Challenge:
Each entry below should be returned exactly as is, with the pictures removed.

Records supplied:
===

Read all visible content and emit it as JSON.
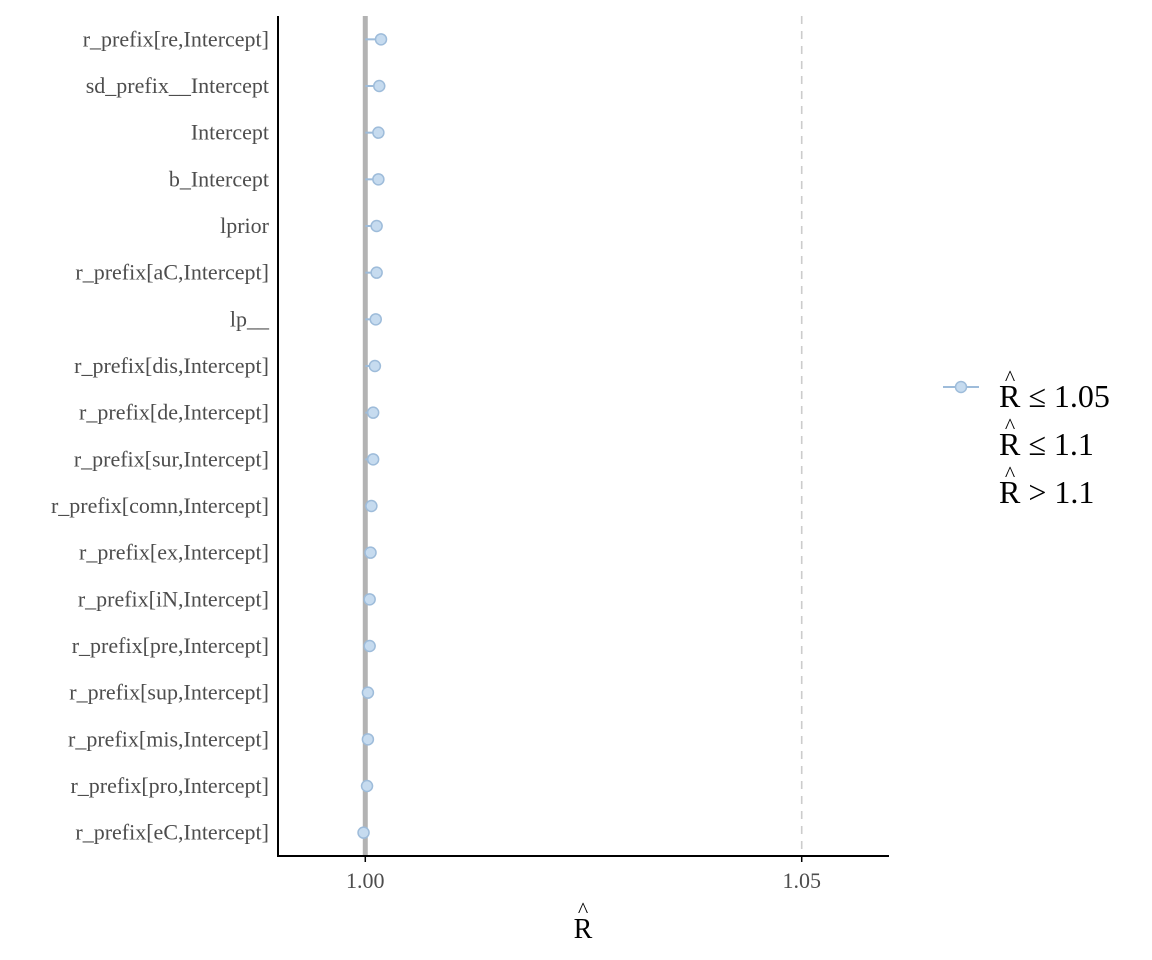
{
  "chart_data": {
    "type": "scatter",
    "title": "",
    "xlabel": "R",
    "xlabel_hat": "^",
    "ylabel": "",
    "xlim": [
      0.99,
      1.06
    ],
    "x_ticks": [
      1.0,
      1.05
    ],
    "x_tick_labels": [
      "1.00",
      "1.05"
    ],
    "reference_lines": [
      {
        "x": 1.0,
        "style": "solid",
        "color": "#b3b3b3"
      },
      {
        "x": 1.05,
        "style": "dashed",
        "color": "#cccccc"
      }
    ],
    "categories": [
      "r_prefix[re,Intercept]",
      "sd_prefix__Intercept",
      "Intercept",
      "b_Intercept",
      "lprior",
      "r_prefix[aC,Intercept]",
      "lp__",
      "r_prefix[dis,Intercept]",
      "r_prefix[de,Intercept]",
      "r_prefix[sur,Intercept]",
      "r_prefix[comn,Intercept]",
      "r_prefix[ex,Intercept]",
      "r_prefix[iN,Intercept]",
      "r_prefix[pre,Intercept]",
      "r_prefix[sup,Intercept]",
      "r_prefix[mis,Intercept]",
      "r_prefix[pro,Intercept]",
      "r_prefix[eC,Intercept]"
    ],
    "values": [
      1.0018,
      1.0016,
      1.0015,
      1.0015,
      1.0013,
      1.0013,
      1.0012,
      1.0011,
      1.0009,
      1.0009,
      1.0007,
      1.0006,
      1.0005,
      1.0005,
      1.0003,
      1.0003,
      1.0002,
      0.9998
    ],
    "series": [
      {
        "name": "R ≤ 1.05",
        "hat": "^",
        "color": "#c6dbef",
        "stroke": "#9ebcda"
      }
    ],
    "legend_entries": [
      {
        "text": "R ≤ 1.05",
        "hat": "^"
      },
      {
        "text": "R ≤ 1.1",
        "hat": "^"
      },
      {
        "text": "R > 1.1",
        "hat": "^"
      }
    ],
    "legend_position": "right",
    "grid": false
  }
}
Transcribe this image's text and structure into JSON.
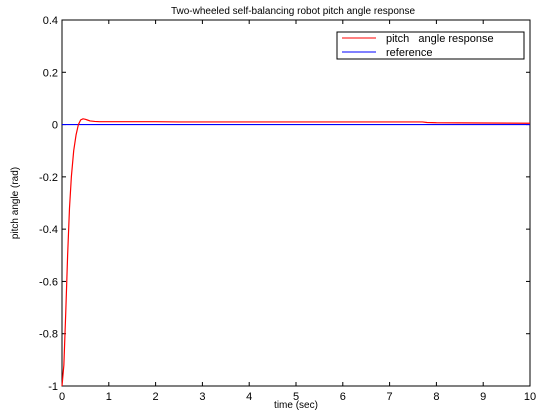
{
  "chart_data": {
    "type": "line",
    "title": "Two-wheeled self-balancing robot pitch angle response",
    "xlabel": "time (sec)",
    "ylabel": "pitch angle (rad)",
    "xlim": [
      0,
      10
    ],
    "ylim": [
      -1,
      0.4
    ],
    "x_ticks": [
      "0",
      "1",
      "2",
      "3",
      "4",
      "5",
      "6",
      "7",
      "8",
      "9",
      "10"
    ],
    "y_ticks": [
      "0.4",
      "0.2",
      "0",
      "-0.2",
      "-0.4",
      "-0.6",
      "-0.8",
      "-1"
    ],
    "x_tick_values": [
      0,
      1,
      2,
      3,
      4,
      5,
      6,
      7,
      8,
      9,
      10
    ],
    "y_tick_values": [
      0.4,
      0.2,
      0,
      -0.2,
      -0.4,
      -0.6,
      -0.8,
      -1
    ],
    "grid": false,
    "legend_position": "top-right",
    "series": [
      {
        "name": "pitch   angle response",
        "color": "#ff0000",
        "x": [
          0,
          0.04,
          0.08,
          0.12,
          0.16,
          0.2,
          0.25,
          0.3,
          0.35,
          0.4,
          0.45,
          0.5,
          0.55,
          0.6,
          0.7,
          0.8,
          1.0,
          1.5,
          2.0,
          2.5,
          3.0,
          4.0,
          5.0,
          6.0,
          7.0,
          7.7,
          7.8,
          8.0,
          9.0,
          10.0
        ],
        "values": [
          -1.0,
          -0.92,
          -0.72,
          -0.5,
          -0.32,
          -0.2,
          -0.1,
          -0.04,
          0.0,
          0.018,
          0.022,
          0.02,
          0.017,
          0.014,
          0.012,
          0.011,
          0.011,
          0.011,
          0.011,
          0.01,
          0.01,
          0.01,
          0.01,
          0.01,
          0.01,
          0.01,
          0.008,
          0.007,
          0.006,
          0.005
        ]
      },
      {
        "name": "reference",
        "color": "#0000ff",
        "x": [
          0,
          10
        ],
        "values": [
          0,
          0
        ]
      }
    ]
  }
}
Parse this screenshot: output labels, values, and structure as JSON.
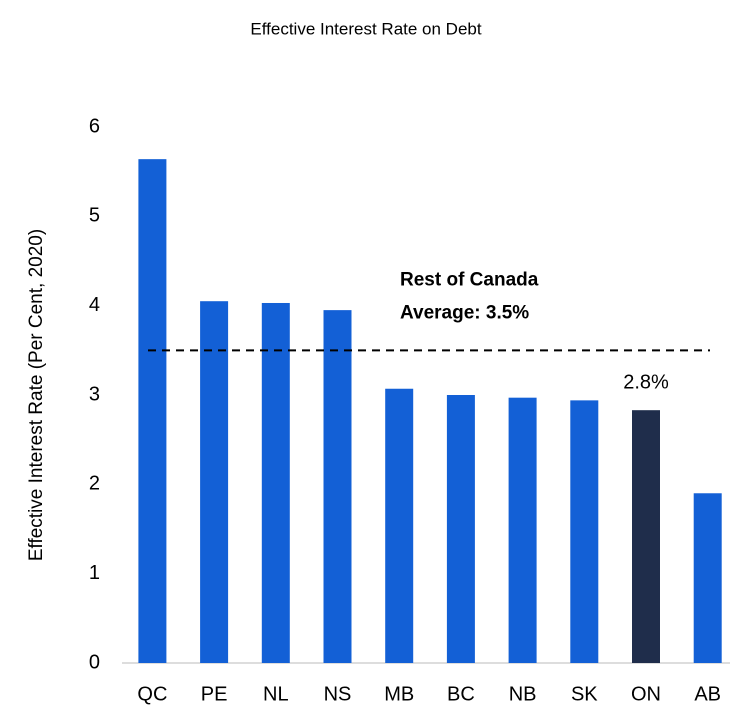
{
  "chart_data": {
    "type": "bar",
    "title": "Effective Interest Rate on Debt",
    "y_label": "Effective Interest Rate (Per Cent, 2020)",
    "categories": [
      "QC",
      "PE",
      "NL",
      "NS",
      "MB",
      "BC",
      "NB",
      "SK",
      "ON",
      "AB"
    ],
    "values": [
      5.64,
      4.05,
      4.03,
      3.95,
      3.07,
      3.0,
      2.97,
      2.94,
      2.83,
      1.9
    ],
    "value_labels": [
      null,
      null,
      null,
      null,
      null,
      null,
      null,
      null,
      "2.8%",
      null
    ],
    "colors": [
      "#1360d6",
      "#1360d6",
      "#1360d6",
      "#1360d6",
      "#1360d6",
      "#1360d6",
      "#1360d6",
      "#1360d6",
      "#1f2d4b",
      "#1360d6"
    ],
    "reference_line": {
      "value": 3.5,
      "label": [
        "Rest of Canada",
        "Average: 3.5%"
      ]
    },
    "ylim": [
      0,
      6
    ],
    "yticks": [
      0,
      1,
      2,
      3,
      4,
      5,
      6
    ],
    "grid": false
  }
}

===

Solved exercise:
Read all visible content and emit it as JSON.
{
  "chart_data": {
    "type": "scatter",
    "title": "",
    "xlabel": "R",
    "xlabel_hat": "^",
    "ylabel": "",
    "xlim": [
      0.99,
      1.06
    ],
    "x_ticks": [
      1.0,
      1.05
    ],
    "x_tick_labels": [
      "1.00",
      "1.05"
    ],
    "reference_lines": [
      {
        "x": 1.0,
        "style": "solid",
        "color": "#b3b3b3"
      },
      {
        "x": 1.05,
        "style": "dashed",
        "color": "#cccccc"
      }
    ],
    "categories": [
      "r_prefix[re,Intercept]",
      "sd_prefix__Intercept",
      "Intercept",
      "b_Intercept",
      "lprior",
      "r_prefix[aC,Intercept]",
      "lp__",
      "r_prefix[dis,Intercept]",
      "r_prefix[de,Intercept]",
      "r_prefix[sur,Intercept]",
      "r_prefix[comn,Intercept]",
      "r_prefix[ex,Intercept]",
      "r_prefix[iN,Intercept]",
      "r_prefix[pre,Intercept]",
      "r_prefix[sup,Intercept]",
      "r_prefix[mis,Intercept]",
      "r_prefix[pro,Intercept]",
      "r_prefix[eC,Intercept]"
    ],
    "values": [
      1.0018,
      1.0016,
      1.0015,
      1.0015,
      1.0013,
      1.0013,
      1.0012,
      1.0011,
      1.0009,
      1.0009,
      1.0007,
      1.0006,
      1.0005,
      1.0005,
      1.0003,
      1.0003,
      1.0002,
      0.9998
    ],
    "series": [
      {
        "name": "R ≤ 1.05",
        "hat": "^",
        "color": "#c6dbef",
        "stroke": "#9ebcda"
      }
    ],
    "legend_entries": [
      {
        "text": "R ≤ 1.05",
        "hat": "^"
      },
      {
        "text": "R ≤ 1.1",
        "hat": "^"
      },
      {
        "text": "R > 1.1",
        "hat": "^"
      }
    ],
    "legend_position": "right",
    "grid": false
  }
}
Transcribe this image's text and structure into JSON.
{
  "chart_data": {
    "type": "line",
    "title": "Two-wheeled self-balancing robot pitch angle response",
    "xlabel": "time (sec)",
    "ylabel": "pitch angle (rad)",
    "xlim": [
      0,
      10
    ],
    "ylim": [
      -1,
      0.4
    ],
    "x_ticks": [
      "0",
      "1",
      "2",
      "3",
      "4",
      "5",
      "6",
      "7",
      "8",
      "9",
      "10"
    ],
    "y_ticks": [
      "0.4",
      "0.2",
      "0",
      "-0.2",
      "-0.4",
      "-0.6",
      "-0.8",
      "-1"
    ],
    "x_tick_values": [
      0,
      1,
      2,
      3,
      4,
      5,
      6,
      7,
      8,
      9,
      10
    ],
    "y_tick_values": [
      0.4,
      0.2,
      0,
      -0.2,
      -0.4,
      -0.6,
      -0.8,
      -1
    ],
    "grid": false,
    "legend_position": "top-right",
    "series": [
      {
        "name": "pitch   angle response",
        "color": "#ff0000",
        "x": [
          0,
          0.04,
          0.08,
          0.12,
          0.16,
          0.2,
          0.25,
          0.3,
          0.35,
          0.4,
          0.45,
          0.5,
          0.55,
          0.6,
          0.7,
          0.8,
          1.0,
          1.5,
          2.0,
          2.5,
          3.0,
          4.0,
          5.0,
          6.0,
          7.0,
          7.7,
          7.8,
          8.0,
          9.0,
          10.0
        ],
        "values": [
          -1.0,
          -0.92,
          -0.72,
          -0.5,
          -0.32,
          -0.2,
          -0.1,
          -0.04,
          0.0,
          0.018,
          0.022,
          0.02,
          0.017,
          0.014,
          0.012,
          0.011,
          0.011,
          0.011,
          0.011,
          0.01,
          0.01,
          0.01,
          0.01,
          0.01,
          0.01,
          0.01,
          0.008,
          0.007,
          0.006,
          0.005
        ]
      },
      {
        "name": "reference",
        "color": "#0000ff",
        "x": [
          0,
          10
        ],
        "values": [
          0,
          0
        ]
      }
    ]
  }
}
Parse this screenshot: output labels, values, and structure as JSON.
{
  "chart_data": {
    "type": "bar",
    "title": "Effective Interest Rate on Debt",
    "y_label": "Effective Interest Rate (Per Cent, 2020)",
    "categories": [
      "QC",
      "PE",
      "NL",
      "NS",
      "MB",
      "BC",
      "NB",
      "SK",
      "ON",
      "AB"
    ],
    "values": [
      5.64,
      4.05,
      4.03,
      3.95,
      3.07,
      3.0,
      2.97,
      2.94,
      2.83,
      1.9
    ],
    "value_labels": [
      null,
      null,
      null,
      null,
      null,
      null,
      null,
      null,
      "2.8%",
      null
    ],
    "colors": [
      "#1360d6",
      "#1360d6",
      "#1360d6",
      "#1360d6",
      "#1360d6",
      "#1360d6",
      "#1360d6",
      "#1360d6",
      "#1f2d4b",
      "#1360d6"
    ],
    "reference_line": {
      "value": 3.5,
      "label": [
        "Rest of Canada",
        "Average: 3.5%"
      ]
    },
    "ylim": [
      0,
      6
    ],
    "yticks": [
      0,
      1,
      2,
      3,
      4,
      5,
      6
    ],
    "grid": false
  }
}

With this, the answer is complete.